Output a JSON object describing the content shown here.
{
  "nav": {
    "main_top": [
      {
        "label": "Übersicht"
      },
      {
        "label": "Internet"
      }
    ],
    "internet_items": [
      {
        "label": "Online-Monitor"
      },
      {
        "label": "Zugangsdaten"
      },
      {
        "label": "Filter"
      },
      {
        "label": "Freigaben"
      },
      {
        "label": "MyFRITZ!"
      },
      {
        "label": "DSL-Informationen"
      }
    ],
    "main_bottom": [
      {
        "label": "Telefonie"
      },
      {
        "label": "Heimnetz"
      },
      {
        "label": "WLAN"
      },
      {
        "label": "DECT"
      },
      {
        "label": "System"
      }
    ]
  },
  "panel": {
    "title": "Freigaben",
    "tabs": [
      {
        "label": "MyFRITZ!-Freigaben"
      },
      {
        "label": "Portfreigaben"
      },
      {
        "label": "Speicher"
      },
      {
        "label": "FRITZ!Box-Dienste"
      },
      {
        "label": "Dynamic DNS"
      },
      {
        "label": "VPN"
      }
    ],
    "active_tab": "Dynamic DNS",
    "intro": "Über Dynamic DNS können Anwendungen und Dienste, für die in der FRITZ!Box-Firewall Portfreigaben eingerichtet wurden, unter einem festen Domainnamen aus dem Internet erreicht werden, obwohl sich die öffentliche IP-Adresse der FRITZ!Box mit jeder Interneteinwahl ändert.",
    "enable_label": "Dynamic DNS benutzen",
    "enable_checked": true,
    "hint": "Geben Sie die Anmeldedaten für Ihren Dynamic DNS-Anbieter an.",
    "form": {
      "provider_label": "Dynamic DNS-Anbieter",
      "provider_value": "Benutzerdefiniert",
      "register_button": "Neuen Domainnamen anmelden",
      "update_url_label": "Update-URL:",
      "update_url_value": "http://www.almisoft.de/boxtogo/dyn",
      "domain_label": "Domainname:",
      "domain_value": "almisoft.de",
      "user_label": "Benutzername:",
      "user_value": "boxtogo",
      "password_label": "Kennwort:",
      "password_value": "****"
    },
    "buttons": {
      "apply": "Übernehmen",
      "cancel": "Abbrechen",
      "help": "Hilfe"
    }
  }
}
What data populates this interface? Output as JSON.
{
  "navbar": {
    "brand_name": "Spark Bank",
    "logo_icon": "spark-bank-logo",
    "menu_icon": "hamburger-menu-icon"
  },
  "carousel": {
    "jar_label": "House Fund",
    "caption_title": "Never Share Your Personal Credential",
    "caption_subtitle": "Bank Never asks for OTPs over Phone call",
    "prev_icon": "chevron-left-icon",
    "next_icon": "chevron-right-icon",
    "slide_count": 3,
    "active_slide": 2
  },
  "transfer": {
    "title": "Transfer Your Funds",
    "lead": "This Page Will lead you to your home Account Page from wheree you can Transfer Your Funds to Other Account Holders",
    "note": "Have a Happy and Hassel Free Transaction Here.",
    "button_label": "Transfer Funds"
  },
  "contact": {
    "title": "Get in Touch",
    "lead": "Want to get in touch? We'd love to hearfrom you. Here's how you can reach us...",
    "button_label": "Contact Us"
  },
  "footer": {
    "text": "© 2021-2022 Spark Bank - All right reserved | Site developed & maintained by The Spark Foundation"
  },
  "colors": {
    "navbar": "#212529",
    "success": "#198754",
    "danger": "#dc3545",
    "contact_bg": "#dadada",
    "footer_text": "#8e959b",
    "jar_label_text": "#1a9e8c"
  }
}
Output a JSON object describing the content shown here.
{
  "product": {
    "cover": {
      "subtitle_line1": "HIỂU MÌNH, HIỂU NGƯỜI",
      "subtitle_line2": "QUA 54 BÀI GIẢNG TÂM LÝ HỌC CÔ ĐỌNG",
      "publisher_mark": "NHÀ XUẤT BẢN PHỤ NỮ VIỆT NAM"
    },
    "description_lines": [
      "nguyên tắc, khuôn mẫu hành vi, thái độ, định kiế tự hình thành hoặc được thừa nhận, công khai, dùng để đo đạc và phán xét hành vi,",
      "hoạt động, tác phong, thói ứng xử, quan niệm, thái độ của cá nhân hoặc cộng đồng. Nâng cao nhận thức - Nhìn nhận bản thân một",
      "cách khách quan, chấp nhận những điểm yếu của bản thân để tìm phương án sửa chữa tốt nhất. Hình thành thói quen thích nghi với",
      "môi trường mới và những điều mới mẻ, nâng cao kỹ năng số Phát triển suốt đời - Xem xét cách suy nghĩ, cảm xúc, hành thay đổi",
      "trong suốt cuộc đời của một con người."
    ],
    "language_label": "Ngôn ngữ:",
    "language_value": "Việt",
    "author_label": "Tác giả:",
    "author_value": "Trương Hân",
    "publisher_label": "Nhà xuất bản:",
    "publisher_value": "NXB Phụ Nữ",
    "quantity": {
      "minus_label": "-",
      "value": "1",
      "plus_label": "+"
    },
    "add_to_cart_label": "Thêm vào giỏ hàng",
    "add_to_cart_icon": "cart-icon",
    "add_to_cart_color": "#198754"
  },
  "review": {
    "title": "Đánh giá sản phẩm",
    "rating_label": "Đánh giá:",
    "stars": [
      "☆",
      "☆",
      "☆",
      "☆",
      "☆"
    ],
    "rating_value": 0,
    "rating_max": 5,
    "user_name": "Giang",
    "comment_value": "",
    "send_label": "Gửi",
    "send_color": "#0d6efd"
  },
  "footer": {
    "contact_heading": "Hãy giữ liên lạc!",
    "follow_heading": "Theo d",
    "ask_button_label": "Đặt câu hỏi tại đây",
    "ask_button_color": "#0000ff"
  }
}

- Task details
Scan the data for the word "nhận" and copy every line where it shows up.

- Exercise solution
      "nguyên tắc, khuôn mẫu hành vi, thái độ, định kiế tự hình thành hoặc được thừa nhận, công khai, dùng để đo đạc và phán xét hành vi,",
      "hoạt động, tác phong, thói ứng xử, quan niệm, thái độ của cá nhân hoặc cộng đồng. Nâng cao nhận thức - Nhìn nhận bản thân một",
      "cách khách quan, chấp nhận những điểm yếu của bản thân để tìm phương án sửa chữa tốt nhất. Hình thành thói quen thích nghi với",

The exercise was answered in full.